** START OF Stored records **

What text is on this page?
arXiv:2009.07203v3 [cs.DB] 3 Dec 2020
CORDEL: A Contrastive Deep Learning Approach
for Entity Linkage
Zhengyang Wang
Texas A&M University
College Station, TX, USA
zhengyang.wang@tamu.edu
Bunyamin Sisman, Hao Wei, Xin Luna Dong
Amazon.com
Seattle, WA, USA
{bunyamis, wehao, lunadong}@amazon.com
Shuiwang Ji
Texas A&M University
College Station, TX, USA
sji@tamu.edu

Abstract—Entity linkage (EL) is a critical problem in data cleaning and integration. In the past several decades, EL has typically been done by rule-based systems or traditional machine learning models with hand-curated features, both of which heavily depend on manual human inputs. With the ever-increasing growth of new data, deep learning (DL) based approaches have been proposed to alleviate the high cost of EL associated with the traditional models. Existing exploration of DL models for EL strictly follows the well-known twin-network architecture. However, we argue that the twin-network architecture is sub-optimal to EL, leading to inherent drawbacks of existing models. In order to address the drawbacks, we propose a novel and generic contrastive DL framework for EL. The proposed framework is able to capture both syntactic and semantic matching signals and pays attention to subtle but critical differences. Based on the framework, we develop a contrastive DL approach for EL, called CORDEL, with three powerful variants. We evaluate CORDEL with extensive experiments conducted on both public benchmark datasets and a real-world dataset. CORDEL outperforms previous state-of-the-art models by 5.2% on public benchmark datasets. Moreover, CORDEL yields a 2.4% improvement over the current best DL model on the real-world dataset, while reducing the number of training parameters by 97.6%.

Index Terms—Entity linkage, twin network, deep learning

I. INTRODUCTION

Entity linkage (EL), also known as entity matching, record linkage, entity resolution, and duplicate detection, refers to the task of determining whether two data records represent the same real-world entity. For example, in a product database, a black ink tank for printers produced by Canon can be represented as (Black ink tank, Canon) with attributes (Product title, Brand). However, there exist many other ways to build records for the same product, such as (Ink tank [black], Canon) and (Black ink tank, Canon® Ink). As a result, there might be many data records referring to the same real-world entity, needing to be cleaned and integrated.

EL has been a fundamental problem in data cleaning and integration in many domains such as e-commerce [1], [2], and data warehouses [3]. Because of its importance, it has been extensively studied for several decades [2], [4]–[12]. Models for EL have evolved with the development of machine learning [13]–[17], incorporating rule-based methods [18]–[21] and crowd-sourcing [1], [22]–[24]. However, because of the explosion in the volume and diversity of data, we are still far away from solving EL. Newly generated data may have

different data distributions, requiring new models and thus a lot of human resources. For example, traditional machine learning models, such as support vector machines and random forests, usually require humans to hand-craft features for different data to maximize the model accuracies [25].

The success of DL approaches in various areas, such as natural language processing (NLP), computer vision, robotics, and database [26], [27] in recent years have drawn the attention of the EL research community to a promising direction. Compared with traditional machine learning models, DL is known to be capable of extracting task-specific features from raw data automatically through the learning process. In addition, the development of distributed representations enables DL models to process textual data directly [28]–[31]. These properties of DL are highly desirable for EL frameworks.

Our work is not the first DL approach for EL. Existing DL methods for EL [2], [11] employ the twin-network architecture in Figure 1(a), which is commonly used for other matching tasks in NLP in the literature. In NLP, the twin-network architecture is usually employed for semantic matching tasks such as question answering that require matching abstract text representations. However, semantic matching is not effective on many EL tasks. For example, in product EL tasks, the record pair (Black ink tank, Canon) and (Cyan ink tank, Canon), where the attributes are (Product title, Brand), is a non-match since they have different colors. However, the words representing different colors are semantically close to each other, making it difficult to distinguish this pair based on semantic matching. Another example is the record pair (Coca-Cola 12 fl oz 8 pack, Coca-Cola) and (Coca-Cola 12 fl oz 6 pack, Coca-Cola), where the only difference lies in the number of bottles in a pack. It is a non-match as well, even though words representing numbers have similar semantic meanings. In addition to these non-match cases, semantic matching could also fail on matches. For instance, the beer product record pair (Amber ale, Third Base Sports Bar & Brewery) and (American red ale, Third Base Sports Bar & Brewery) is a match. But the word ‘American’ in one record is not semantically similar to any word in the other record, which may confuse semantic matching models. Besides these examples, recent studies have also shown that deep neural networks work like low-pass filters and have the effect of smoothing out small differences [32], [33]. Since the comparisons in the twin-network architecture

** END OF Stored records **

### What the task requires
Without leaving anything out, quote all the data.

### Full output
What text is on this page?
arXiv:2009.07203v3 [cs.DB] 3 Dec 2020
CORDEL: A Contrastive Deep Learning Approach
for Entity Linkage
Zhengyang Wang
Texas A&M University
College Station, TX, USA
zhengyang.wang@tamu.edu
Bunyamin Sisman, Hao Wei, Xin Luna Dong
Amazon.com
Seattle, WA, USA
{bunyamis, wehao, lunadong}@amazon.com
Shuiwang Ji
Texas A&M University
College Station, TX, USA
sji@tamu.edu

Abstract—Entity linkage (EL) is a critical problem in data cleaning and integration. In the past several decades, EL has typically been done by rule-based systems or traditional machine learning models with hand-curated features, both of which heavily depend on manual human inputs. With the ever-increasing growth of new data, deep learning (DL) based approaches have been proposed to alleviate the high cost of EL associated with the traditional models. Existing exploration of DL models for EL strictly follows the well-known twin-network architecture. However, we argue that the twin-network architecture is sub-optimal to EL, leading to inherent drawbacks of existing models. In order to address the drawbacks, we propose a novel and generic contrastive DL framework for EL. The proposed framework is able to capture both syntactic and semantic matching signals and pays attention to subtle but critical differences. Based on the framework, we develop a contrastive DL approach for EL, called CORDEL, with three powerful variants. We evaluate CORDEL with extensive experiments conducted on both public benchmark datasets and a real-world dataset. CORDEL outperforms previous state-of-the-art models by 5.2% on public benchmark datasets. Moreover, CORDEL yields a 2.4% improvement over the current best DL model on the real-world dataset, while reducing the number of training parameters by 97.6%.

Index Terms—Entity linkage, twin network, deep learning

I. INTRODUCTION

Entity linkage (EL), also known as entity matching, record linkage, entity resolution, and duplicate detection, refers to the task of determining whether two data records represent the same real-world entity. For example, in a product database, a black ink tank for printers produced by Canon can be represented as (Black ink tank, Canon) with attributes (Product title, Brand). However, there exist many other ways to build records for the same product, such as (Ink tank [black], Canon) and (Black ink tank, Canon® Ink). As a result, there might be many data records referring to the same real-world entity, needing to be cleaned and integrated.

EL has been a fundamental problem in data cleaning and integration in many domains such as e-commerce [1], [2], and data warehouses [3]. Because of its importance, it has been extensively studied for several decades [2], [4]–[12]. Models for EL have evolved with the development of machine learning [13]–[17], incorporating rule-based methods [18]–[21] and crowd-sourcing [1], [22]–[24]. However, because of the explosion in the volume and diversity of data, we are still far away from solving EL. Newly generated data may have

different data distributions, requiring new models and thus a lot of human resources. For example, traditional machine learning models, such as support vector machines and random forests, usually require humans to hand-craft features for different data to maximize the model accuracies [25].

The success of DL approaches in various areas, such as natural language processing (NLP), computer vision, robotics, and database [26], [27] in recent years have drawn the attention of the EL research community to a promising direction. Compared with traditional machine learning models, DL is known to be capable of extracting task-specific features from raw data automatically through the learning process. In addition, the development of distributed representations enables DL models to process textual data directly [28]–[31]. These properties of DL are highly desirable for EL frameworks.

Our work is not the first DL approach for EL. Existing DL methods for EL [2], [11] employ the twin-network architecture in Figure 1(a), which is commonly used for other matching tasks in NLP in the literature. In NLP, the twin-network architecture is usually employed for semantic matching tasks such as question answering that require matching abstract text representations. However, semantic matching is not effective on many EL tasks. For example, in product EL tasks, the record pair (Black ink tank, Canon) and (Cyan ink tank, Canon), where the attributes are (Product title, Brand), is a non-match since they have different colors. However, the words representing different colors are semantically close to each other, making it difficult to distinguish this pair based on semantic matching. Another example is the record pair (Coca-Cola 12 fl oz 8 pack, Coca-Cola) and (Coca-Cola 12 fl oz 6 pack, Coca-Cola), where the only difference lies in the number of bottles in a pack. It is a non-match as well, even though words representing numbers have similar semantic meanings. In addition to these non-match cases, semantic matching could also fail on matches. For instance, the beer product record pair (Amber ale, Third Base Sports Bar & Brewery) and (American red ale, Third Base Sports Bar & Brewery) is a match. But the word ‘American’ in one record is not semantically similar to any word in the other record, which may confuse semantic matching models. Besides these examples, recent studies have also shown that deep neural networks work like low-pass filters and have the effect of smoothing out small differences [32], [33]. Since the comparisons in the twin-network architecture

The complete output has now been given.